• **WHAT YOU HAVE TO DO**: Output the material below unchanged, apart from leaving out the pictures.

#####

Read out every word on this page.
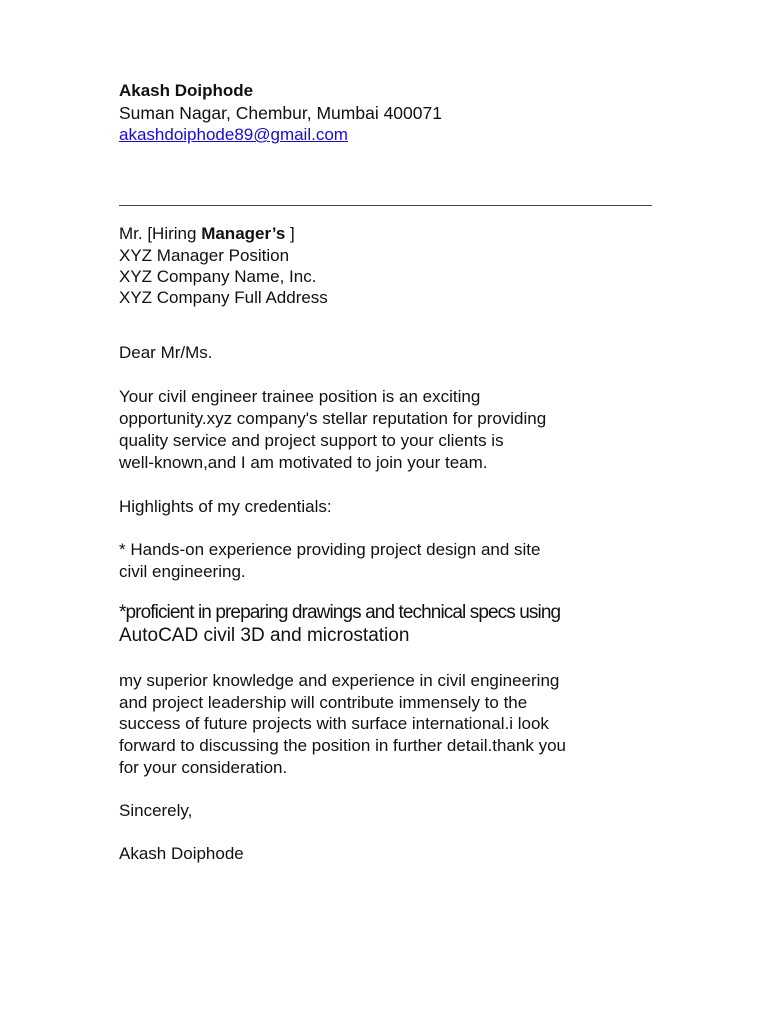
Akash Doiphode
Suman Nagar, Chembur, Mumbai 400071
akashdoiphode89@gmail.com
Mr. [Hiring Manager’s ]
XYZ Manager Position
XYZ Company Name, Inc.
XYZ Company Full Address
Dear Mr/Ms.
Your civil engineer trainee position is an exciting
opportunity.xyz company's stellar reputation for providing
quality service and project support to your clients is
well-known,and I am motivated to join your team.
Highlights of my credentials:
* Hands-on experience providing project design and site
civil engineering.
*proficient in preparing drawings and technical specs using
AutoCAD civil 3D and microstation
my superior knowledge and experience in civil engineering
and project leadership will contribute immensely to the
success of future projects with surface international.i look
forward to discussing the position in further detail.thank you
for your consideration.
Sincerely,
Akash Doiphode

#####

• **ANSWER IN FULL**:
Read out every word on this page.
Akash Doiphode
Suman Nagar, Chembur, Mumbai 400071
akashdoiphode89@gmail.com
Mr. [Hiring Manager’s ]
XYZ Manager Position
XYZ Company Name, Inc.
XYZ Company Full Address
Dear Mr/Ms.
Your civil engineer trainee position is an exciting
opportunity.xyz company's stellar reputation for providing
quality service and project support to your clients is
well-known,and I am motivated to join your team.
Highlights of my credentials:
* Hands-on experience providing project design and site
civil engineering.
*proficient in preparing drawings and technical specs using
AutoCAD civil 3D and microstation
my superior knowledge and experience in civil engineering
and project leadership will contribute immensely to the
success of future projects with surface international.i look
forward to discussing the position in further detail.thank you
for your consideration.
Sincerely,
Akash Doiphode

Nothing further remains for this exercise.